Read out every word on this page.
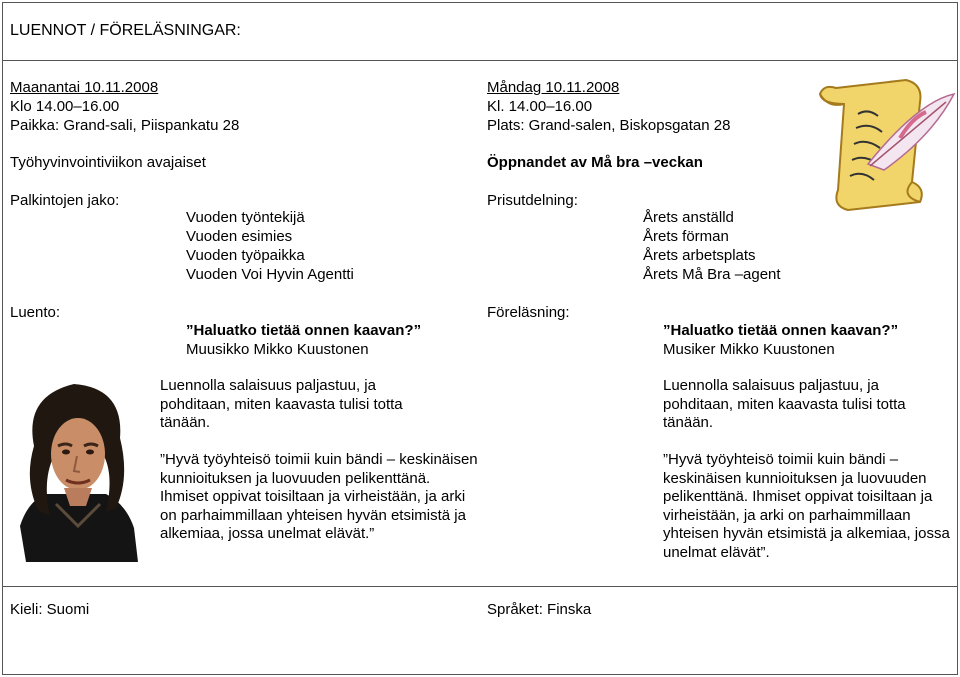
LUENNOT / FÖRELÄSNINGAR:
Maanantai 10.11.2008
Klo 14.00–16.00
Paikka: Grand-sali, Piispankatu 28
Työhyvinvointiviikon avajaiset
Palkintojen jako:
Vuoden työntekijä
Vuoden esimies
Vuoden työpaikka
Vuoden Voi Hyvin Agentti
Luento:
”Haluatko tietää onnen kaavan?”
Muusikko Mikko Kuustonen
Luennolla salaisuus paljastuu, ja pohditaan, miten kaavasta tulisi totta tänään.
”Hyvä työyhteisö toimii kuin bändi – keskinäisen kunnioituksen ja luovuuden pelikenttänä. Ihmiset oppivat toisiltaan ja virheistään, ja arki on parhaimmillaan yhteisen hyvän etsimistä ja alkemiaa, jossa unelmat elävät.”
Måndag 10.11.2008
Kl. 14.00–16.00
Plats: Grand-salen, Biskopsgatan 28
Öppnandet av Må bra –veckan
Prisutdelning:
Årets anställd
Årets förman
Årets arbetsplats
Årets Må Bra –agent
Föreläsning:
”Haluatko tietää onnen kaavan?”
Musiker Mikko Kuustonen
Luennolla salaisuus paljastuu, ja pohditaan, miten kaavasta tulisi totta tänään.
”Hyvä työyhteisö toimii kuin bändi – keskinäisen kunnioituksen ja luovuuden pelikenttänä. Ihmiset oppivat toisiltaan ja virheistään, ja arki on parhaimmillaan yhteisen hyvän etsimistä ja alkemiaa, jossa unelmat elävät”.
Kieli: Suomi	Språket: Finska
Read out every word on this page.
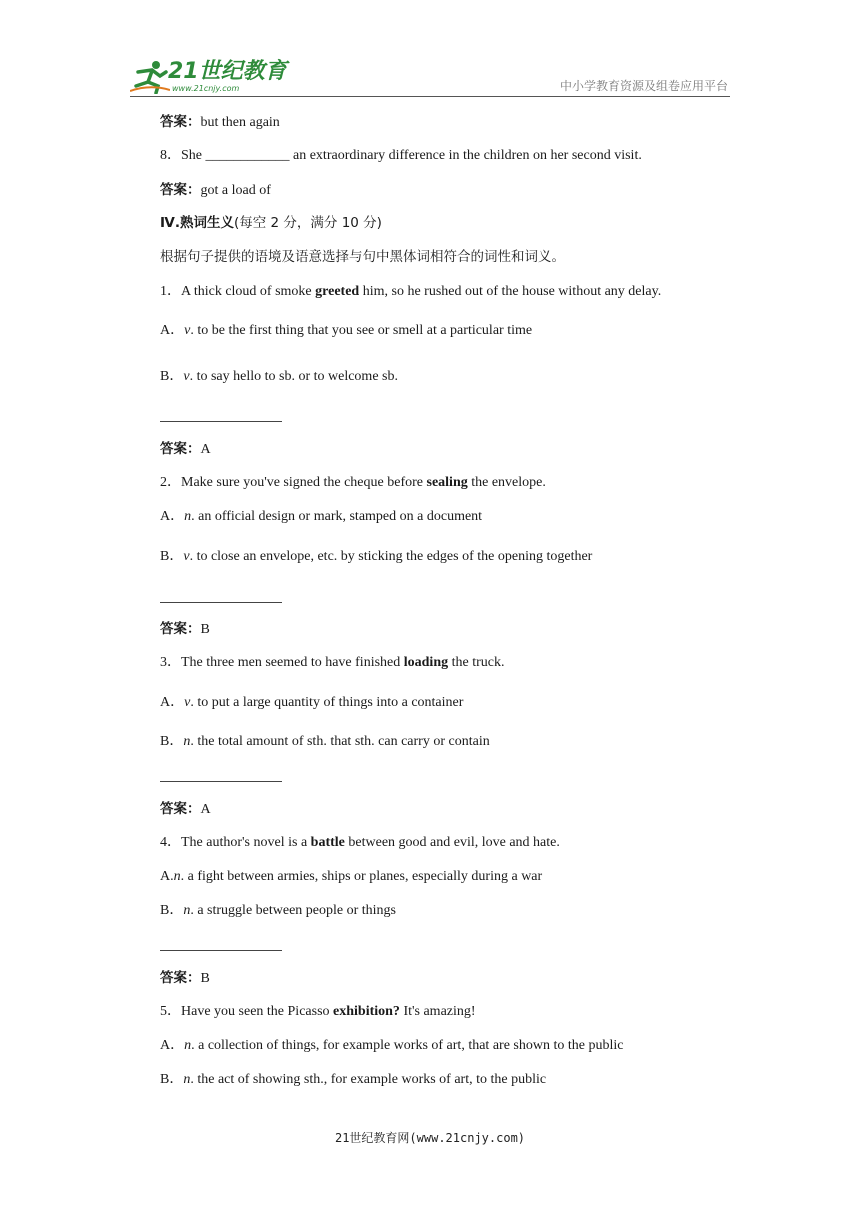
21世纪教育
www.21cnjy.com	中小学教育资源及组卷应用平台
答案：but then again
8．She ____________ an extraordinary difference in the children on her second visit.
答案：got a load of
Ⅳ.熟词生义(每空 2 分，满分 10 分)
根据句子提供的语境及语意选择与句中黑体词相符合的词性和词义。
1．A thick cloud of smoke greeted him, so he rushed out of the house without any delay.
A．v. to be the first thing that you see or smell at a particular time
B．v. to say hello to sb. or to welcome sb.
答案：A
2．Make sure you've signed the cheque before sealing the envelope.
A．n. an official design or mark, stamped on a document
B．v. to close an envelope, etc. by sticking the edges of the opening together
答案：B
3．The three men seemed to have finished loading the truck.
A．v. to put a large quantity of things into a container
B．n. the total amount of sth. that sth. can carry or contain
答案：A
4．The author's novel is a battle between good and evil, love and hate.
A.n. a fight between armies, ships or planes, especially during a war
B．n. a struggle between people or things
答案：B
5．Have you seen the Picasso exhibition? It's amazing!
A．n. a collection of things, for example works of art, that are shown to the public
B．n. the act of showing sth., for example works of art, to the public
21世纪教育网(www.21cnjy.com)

Exercise goal :: Tally the lines above that contain the word "Mikko", and reply with only the number.

Solution to this exercise :: 2